- The problem: Without the pictures, return all of the material exactly as written.

- Data listing:
================================
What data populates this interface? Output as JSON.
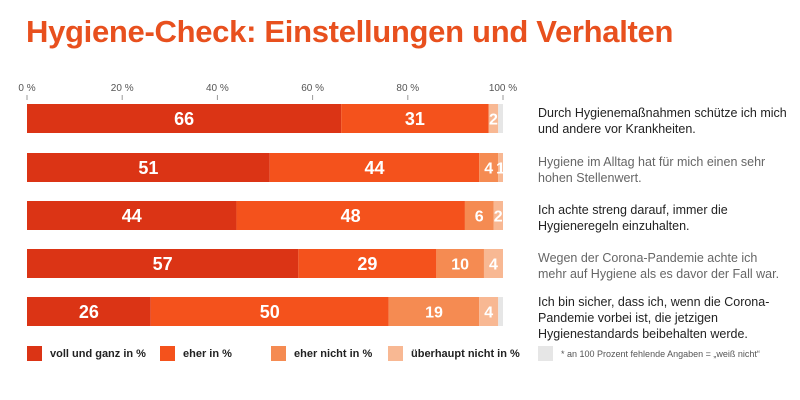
{
  "title": "Hygiene-Check: Einstellungen und Verhalten",
  "chart_data": {
    "type": "bar",
    "orientation": "horizontal",
    "stacked": true,
    "xlim": [
      0,
      100
    ],
    "xticks": [
      "0 %",
      "20 %",
      "40 %",
      "60 %",
      "80 %",
      "100 %"
    ],
    "categories": [
      "Durch Hygienemaßnahmen schütze ich mich und andere vor Krankheiten.",
      "Hygiene im Alltag hat für mich einen sehr hohen Stellenwert.",
      "Ich achte streng darauf, immer die Hygieneregeln einzuhalten.",
      "Wegen der Corona-Pandemie achte ich mehr auf Hygiene als es davor der Fall war.",
      "Ich bin sicher, dass ich, wenn die Corona-Pandemie vorbei ist, die jetzigen Hygienestandards beibehalten werde."
    ],
    "series": [
      {
        "name": "voll und ganz in %",
        "color": "#db3415",
        "values": [
          66,
          51,
          44,
          57,
          26
        ]
      },
      {
        "name": "eher in %",
        "color": "#f4521c",
        "values": [
          31,
          44,
          48,
          29,
          50
        ]
      },
      {
        "name": "eher nicht in %",
        "color": "#f58b52",
        "values": [
          null,
          4,
          6,
          10,
          19
        ]
      },
      {
        "name": "überhaupt nicht in %",
        "color": "#f8b893",
        "values": [
          2,
          1,
          2,
          4,
          4
        ]
      }
    ],
    "missing": {
      "name": "* an 100 Prozent fehlende Angaben = „weiß nicht“",
      "color": "#e6e6e6"
    },
    "legend_position": "bottom"
  }
}
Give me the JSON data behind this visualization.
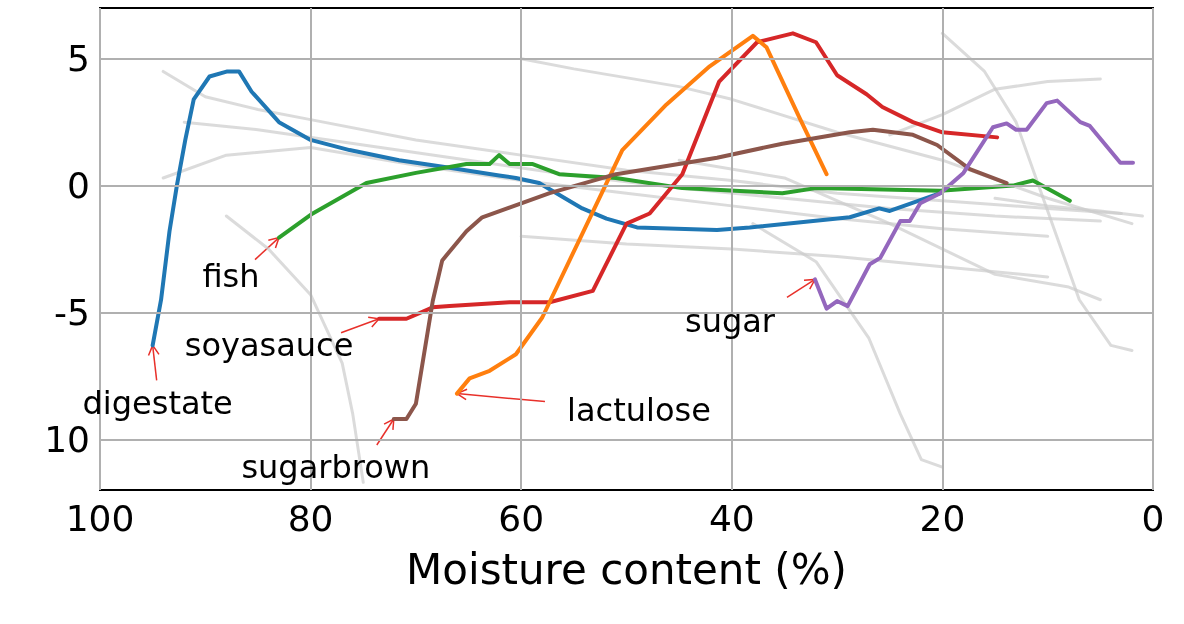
================================
- Final result:
What data populates this interface? Output as JSON.
{
  "title": "Hygiene-Check: Einstellungen und Verhalten",
  "chart_data": {
    "type": "bar",
    "orientation": "horizontal",
    "stacked": true,
    "xlim": [
      0,
      100
    ],
    "xticks": [
      "0 %",
      "20 %",
      "40 %",
      "60 %",
      "80 %",
      "100 %"
    ],
    "categories": [
      "Durch Hygienemaßnahmen schütze ich mich und andere vor Krankheiten.",
      "Hygiene im Alltag hat für mich einen sehr hohen Stellenwert.",
      "Ich achte streng darauf, immer die Hygieneregeln einzuhalten.",
      "Wegen der Corona-Pandemie achte ich mehr auf Hygiene als es davor der Fall war.",
      "Ich bin sicher, dass ich, wenn die Corona-Pandemie vorbei ist, die jetzigen Hygienestandards beibehalten werde."
    ],
    "series": [
      {
        "name": "voll und ganz in %",
        "color": "#db3415",
        "values": [
          66,
          51,
          44,
          57,
          26
        ]
      },
      {
        "name": "eher in %",
        "color": "#f4521c",
        "values": [
          31,
          44,
          48,
          29,
          50
        ]
      },
      {
        "name": "eher nicht in %",
        "color": "#f58b52",
        "values": [
          null,
          4,
          6,
          10,
          19
        ]
      },
      {
        "name": "überhaupt nicht in %",
        "color": "#f8b893",
        "values": [
          2,
          1,
          2,
          4,
          4
        ]
      }
    ],
    "missing": {
      "name": "* an 100 Prozent fehlende Angaben = „weiß nicht“",
      "color": "#e6e6e6"
    },
    "legend_position": "bottom"
  }
}
Give me the JSON data behind this visualization.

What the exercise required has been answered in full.